▸ **GIVEN PROBLEM**
Work out how many lines of the material below mention the word "document"; reply with the number only.

(begin)

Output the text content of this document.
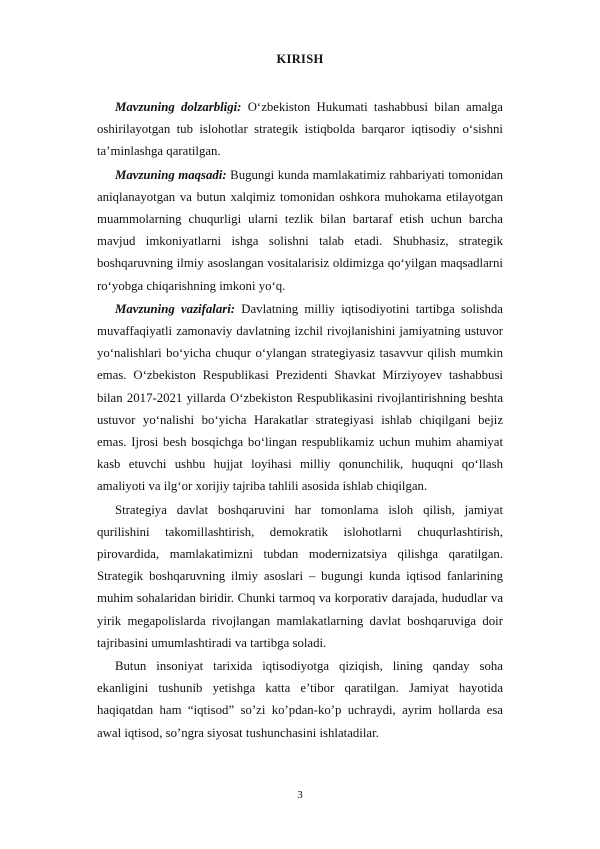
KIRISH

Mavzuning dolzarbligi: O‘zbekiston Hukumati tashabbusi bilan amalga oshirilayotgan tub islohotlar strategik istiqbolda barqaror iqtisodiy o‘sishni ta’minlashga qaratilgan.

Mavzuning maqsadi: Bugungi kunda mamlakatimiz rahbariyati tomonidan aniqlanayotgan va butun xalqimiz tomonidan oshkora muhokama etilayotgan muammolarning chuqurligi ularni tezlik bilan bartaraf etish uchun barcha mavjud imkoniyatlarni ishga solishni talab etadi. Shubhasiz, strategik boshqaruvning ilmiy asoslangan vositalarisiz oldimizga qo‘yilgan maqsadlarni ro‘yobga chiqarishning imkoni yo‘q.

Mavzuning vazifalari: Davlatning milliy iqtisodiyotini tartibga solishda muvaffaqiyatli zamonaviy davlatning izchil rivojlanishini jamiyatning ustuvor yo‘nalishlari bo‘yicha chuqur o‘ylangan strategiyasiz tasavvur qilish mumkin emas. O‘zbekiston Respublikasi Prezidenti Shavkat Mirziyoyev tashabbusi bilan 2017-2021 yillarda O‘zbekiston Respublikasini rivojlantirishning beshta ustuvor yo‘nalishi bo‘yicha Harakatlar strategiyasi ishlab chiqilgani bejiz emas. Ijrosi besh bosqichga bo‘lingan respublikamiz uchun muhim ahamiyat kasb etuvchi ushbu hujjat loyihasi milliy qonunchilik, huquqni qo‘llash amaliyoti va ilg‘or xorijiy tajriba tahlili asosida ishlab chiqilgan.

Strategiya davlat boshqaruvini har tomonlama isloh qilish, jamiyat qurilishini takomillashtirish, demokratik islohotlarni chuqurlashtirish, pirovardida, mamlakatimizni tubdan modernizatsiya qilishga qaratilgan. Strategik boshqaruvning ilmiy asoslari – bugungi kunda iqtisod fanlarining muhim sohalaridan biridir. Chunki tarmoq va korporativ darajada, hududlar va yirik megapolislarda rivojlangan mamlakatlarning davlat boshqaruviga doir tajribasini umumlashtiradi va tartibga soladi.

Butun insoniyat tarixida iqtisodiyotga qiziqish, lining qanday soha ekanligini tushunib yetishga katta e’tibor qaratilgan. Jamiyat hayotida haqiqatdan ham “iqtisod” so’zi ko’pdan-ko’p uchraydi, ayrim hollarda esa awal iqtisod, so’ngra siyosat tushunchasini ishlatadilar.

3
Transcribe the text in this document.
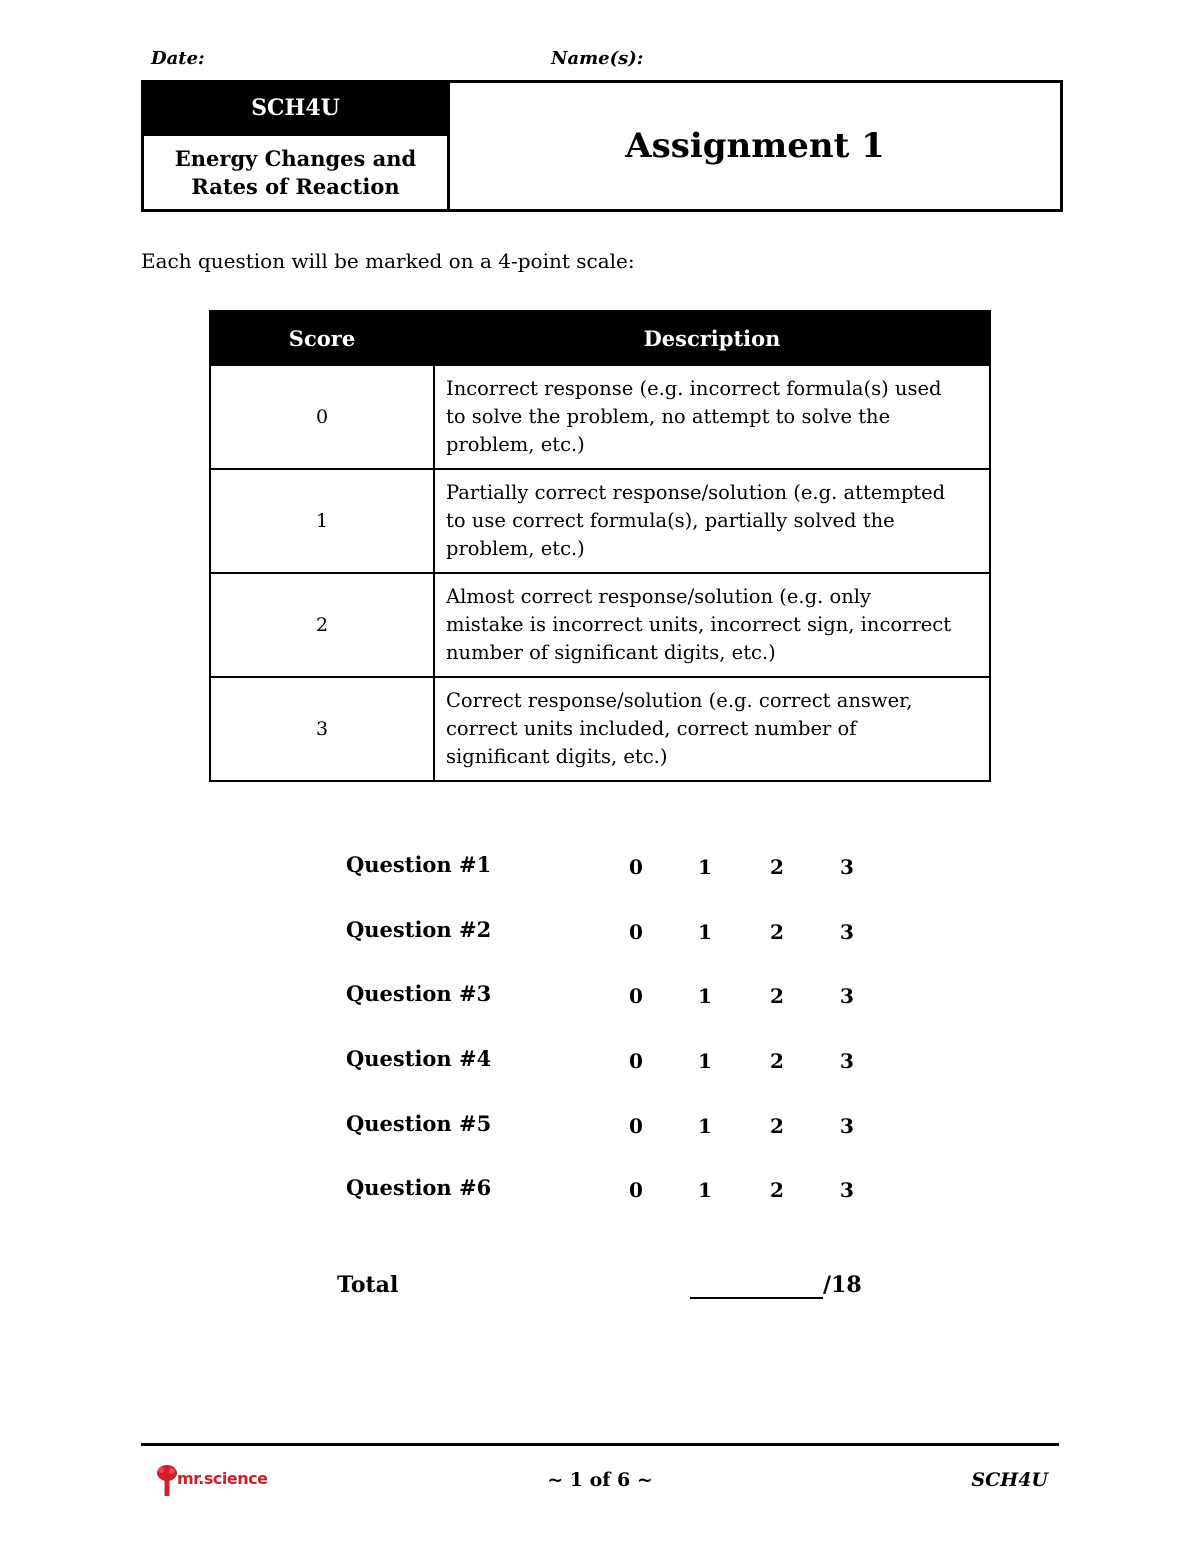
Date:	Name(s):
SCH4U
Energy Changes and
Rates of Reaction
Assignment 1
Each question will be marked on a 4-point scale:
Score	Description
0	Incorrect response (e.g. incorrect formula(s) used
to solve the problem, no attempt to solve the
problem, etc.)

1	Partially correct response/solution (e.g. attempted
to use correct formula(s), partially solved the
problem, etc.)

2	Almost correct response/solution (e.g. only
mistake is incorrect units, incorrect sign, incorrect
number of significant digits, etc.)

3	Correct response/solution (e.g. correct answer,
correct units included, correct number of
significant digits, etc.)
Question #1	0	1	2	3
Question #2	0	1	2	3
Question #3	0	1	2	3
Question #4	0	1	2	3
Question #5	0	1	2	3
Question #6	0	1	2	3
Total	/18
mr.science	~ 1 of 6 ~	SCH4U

(end)

▸ **SOLVED EXERCISE**
2